----- EXCERPTED RECORDS
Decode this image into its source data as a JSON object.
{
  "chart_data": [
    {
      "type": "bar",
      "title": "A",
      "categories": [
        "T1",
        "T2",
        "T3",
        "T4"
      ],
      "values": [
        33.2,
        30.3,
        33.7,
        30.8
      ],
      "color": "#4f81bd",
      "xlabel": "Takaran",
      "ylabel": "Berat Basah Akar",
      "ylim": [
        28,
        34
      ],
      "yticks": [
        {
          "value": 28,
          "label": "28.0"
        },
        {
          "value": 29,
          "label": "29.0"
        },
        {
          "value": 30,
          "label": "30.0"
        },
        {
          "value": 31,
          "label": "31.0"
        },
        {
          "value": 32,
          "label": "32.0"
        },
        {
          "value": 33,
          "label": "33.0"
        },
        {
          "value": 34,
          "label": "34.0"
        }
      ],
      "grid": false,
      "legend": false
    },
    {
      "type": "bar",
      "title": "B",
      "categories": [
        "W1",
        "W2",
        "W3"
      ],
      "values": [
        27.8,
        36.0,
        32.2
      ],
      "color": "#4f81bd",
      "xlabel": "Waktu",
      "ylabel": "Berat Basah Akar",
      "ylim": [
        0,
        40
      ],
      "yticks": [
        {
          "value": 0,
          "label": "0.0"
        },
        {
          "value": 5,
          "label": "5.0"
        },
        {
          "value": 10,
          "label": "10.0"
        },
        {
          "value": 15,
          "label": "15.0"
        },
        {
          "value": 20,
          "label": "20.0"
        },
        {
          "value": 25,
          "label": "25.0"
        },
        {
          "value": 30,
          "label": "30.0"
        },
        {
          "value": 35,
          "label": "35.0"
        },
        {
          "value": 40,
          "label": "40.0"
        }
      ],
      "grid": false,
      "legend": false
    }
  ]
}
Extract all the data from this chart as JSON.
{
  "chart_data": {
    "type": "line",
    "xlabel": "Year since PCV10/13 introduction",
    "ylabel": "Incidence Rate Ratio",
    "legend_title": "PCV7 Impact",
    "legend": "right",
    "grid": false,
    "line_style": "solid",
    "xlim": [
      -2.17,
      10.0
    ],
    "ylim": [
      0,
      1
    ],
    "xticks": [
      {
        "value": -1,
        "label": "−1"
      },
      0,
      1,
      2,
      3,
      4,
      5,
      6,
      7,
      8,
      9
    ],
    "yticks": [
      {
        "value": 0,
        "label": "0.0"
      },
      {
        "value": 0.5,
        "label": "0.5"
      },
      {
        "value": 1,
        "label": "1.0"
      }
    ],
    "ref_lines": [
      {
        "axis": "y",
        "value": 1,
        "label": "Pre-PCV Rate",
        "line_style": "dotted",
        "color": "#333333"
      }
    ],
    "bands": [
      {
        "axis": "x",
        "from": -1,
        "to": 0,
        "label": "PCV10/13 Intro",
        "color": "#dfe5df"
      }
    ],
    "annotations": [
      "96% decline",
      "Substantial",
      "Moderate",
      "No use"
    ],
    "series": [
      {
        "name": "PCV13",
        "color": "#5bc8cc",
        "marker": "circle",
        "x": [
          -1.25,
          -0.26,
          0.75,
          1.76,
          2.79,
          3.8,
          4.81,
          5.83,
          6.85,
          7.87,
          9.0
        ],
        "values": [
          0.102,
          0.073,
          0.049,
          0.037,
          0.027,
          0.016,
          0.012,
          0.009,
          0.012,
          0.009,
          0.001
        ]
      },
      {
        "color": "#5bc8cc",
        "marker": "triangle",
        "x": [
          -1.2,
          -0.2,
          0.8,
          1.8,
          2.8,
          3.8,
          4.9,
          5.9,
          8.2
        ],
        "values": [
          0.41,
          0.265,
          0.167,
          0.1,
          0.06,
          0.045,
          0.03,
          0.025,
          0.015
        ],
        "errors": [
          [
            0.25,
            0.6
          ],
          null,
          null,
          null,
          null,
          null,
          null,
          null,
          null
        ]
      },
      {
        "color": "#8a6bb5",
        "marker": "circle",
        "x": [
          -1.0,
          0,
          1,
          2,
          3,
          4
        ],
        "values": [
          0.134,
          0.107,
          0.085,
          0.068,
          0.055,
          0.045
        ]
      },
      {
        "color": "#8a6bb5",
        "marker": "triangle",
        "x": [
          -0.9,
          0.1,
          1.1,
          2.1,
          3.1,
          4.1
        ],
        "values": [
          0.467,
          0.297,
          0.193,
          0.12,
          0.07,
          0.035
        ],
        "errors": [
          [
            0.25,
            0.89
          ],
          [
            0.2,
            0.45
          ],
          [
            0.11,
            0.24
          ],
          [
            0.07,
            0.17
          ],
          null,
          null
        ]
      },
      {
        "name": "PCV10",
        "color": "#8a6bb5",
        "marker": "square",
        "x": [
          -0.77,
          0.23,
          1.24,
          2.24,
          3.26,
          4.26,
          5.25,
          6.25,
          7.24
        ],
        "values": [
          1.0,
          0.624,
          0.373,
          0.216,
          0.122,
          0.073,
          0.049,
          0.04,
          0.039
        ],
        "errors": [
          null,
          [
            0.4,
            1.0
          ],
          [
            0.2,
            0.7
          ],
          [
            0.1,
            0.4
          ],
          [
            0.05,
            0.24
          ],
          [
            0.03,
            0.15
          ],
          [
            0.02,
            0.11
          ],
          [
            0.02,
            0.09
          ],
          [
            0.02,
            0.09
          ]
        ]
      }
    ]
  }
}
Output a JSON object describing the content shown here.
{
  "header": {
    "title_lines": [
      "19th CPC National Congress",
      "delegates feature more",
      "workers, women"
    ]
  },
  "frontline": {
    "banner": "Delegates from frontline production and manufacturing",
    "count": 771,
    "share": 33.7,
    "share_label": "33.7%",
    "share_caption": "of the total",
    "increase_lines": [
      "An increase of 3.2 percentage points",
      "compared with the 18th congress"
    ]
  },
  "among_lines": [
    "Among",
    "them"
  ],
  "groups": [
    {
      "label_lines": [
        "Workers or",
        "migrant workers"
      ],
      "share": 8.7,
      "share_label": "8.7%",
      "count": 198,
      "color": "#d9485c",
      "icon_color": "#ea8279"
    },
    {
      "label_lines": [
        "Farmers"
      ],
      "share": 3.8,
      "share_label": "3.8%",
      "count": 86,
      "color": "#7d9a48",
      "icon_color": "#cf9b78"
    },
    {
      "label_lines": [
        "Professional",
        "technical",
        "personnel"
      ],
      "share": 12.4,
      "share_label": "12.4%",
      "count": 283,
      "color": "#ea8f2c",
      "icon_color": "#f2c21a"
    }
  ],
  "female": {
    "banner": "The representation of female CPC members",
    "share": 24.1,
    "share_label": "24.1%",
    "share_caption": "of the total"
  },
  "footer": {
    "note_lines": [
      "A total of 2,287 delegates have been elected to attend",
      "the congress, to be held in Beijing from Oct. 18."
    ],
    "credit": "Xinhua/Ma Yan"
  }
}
----------
» WRITTEN EXERCISE
Copy out every entry again, exactly as it was given.

» OUTPUT FOR THIS TASK
Decode this image into its source data as a JSON object.
{
  "chart_data": [
    {
      "type": "bar",
      "title": "A",
      "categories": [
        "T1",
        "T2",
        "T3",
        "T4"
      ],
      "values": [
        33.2,
        30.3,
        33.7,
        30.8
      ],
      "color": "#4f81bd",
      "xlabel": "Takaran",
      "ylabel": "Berat Basah Akar",
      "ylim": [
        28,
        34
      ],
      "yticks": [
        {
          "value": 28,
          "label": "28.0"
        },
        {
          "value": 29,
          "label": "29.0"
        },
        {
          "value": 30,
          "label": "30.0"
        },
        {
          "value": 31,
          "label": "31.0"
        },
        {
          "value": 32,
          "label": "32.0"
        },
        {
          "value": 33,
          "label": "33.0"
        },
        {
          "value": 34,
          "label": "34.0"
        }
      ],
      "grid": false,
      "legend": false
    },
    {
      "type": "bar",
      "title": "B",
      "categories": [
        "W1",
        "W2",
        "W3"
      ],
      "values": [
        27.8,
        36.0,
        32.2
      ],
      "color": "#4f81bd",
      "xlabel": "Waktu",
      "ylabel": "Berat Basah Akar",
      "ylim": [
        0,
        40
      ],
      "yticks": [
        {
          "value": 0,
          "label": "0.0"
        },
        {
          "value": 5,
          "label": "5.0"
        },
        {
          "value": 10,
          "label": "10.0"
        },
        {
          "value": 15,
          "label": "15.0"
        },
        {
          "value": 20,
          "label": "20.0"
        },
        {
          "value": 25,
          "label": "25.0"
        },
        {
          "value": 30,
          "label": "30.0"
        },
        {
          "value": 35,
          "label": "35.0"
        },
        {
          "value": 40,
          "label": "40.0"
        }
      ],
      "grid": false,
      "legend": false
    }
  ]
}
Extract all the data from this chart as JSON.
{
  "chart_data": {
    "type": "line",
    "xlabel": "Year since PCV10/13 introduction",
    "ylabel": "Incidence Rate Ratio",
    "legend_title": "PCV7 Impact",
    "legend": "right",
    "grid": false,
    "line_style": "solid",
    "xlim": [
      -2.17,
      10.0
    ],
    "ylim": [
      0,
      1
    ],
    "xticks": [
      {
        "value": -1,
        "label": "−1"
      },
      0,
      1,
      2,
      3,
      4,
      5,
      6,
      7,
      8,
      9
    ],
    "yticks": [
      {
        "value": 0,
        "label": "0.0"
      },
      {
        "value": 0.5,
        "label": "0.5"
      },
      {
        "value": 1,
        "label": "1.0"
      }
    ],
    "ref_lines": [
      {
        "axis": "y",
        "value": 1,
        "label": "Pre-PCV Rate",
        "line_style": "dotted",
        "color": "#333333"
      }
    ],
    "bands": [
      {
        "axis": "x",
        "from": -1,
        "to": 0,
        "label": "PCV10/13 Intro",
        "color": "#dfe5df"
      }
    ],
    "annotations": [
      "96% decline",
      "Substantial",
      "Moderate",
      "No use"
    ],
    "series": [
      {
        "name": "PCV13",
        "color": "#5bc8cc",
        "marker": "circle",
        "x": [
          -1.25,
          -0.26,
          0.75,
          1.76,
          2.79,
          3.8,
          4.81,
          5.83,
          6.85,
          7.87,
          9.0
        ],
        "values": [
          0.102,
          0.073,
          0.049,
          0.037,
          0.027,
          0.016,
          0.012,
          0.009,
          0.012,
          0.009,
          0.001
        ]
      },
      {
        "color": "#5bc8cc",
        "marker": "triangle",
        "x": [
          -1.2,
          -0.2,
          0.8,
          1.8,
          2.8,
          3.8,
          4.9,
          5.9,
          8.2
        ],
        "values": [
          0.41,
          0.265,
          0.167,
          0.1,
          0.06,
          0.045,
          0.03,
          0.025,
          0.015
        ],
        "errors": [
          [
            0.25,
            0.6
          ],
          null,
          null,
          null,
          null,
          null,
          null,
          null,
          null
        ]
      },
      {
        "color": "#8a6bb5",
        "marker": "circle",
        "x": [
          -1.0,
          0,
          1,
          2,
          3,
          4
        ],
        "values": [
          0.134,
          0.107,
          0.085,
          0.068,
          0.055,
          0.045
        ]
      },
      {
        "color": "#8a6bb5",
        "marker": "triangle",
        "x": [
          -0.9,
          0.1,
          1.1,
          2.1,
          3.1,
          4.1
        ],
        "values": [
          0.467,
          0.297,
          0.193,
          0.12,
          0.07,
          0.035
        ],
        "errors": [
          [
            0.25,
            0.89
          ],
          [
            0.2,
            0.45
          ],
          [
            0.11,
            0.24
          ],
          [
            0.07,
            0.17
          ],
          null,
          null
        ]
      },
      {
        "name": "PCV10",
        "color": "#8a6bb5",
        "marker": "square",
        "x": [
          -0.77,
          0.23,
          1.24,
          2.24,
          3.26,
          4.26,
          5.25,
          6.25,
          7.24
        ],
        "values": [
          1.0,
          0.624,
          0.373,
          0.216,
          0.122,
          0.073,
          0.049,
          0.04,
          0.039
        ],
        "errors": [
          null,
          [
            0.4,
            1.0
          ],
          [
            0.2,
            0.7
          ],
          [
            0.1,
            0.4
          ],
          [
            0.05,
            0.24
          ],
          [
            0.03,
            0.15
          ],
          [
            0.02,
            0.11
          ],
          [
            0.02,
            0.09
          ],
          [
            0.02,
            0.09
          ]
        ]
      }
    ]
  }
}
Output a JSON object describing the content shown here.
{
  "header": {
    "title_lines": [
      "19th CPC National Congress",
      "delegates feature more",
      "workers, women"
    ]
  },
  "frontline": {
    "banner": "Delegates from frontline production and manufacturing",
    "count": 771,
    "share": 33.7,
    "share_label": "33.7%",
    "share_caption": "of the total",
    "increase_lines": [
      "An increase of 3.2 percentage points",
      "compared with the 18th congress"
    ]
  },
  "among_lines": [
    "Among",
    "them"
  ],
  "groups": [
    {
      "label_lines": [
        "Workers or",
        "migrant workers"
      ],
      "share": 8.7,
      "share_label": "8.7%",
      "count": 198,
      "color": "#d9485c",
      "icon_color": "#ea8279"
    },
    {
      "label_lines": [
        "Farmers"
      ],
      "share": 3.8,
      "share_label": "3.8%",
      "count": 86,
      "color": "#7d9a48",
      "icon_color": "#cf9b78"
    },
    {
      "label_lines": [
        "Professional",
        "technical",
        "personnel"
      ],
      "share": 12.4,
      "share_label": "12.4%",
      "count": 283,
      "color": "#ea8f2c",
      "icon_color": "#f2c21a"
    }
  ],
  "female": {
    "banner": "The representation of female CPC members",
    "share": 24.1,
    "share_label": "24.1%",
    "share_caption": "of the total"
  },
  "footer": {
    "note_lines": [
      "A total of 2,287 delegates have been elected to attend",
      "the congress, to be held in Beijing from Oct. 18."
    ],
    "credit": "Xinhua/Ma Yan"
  }
}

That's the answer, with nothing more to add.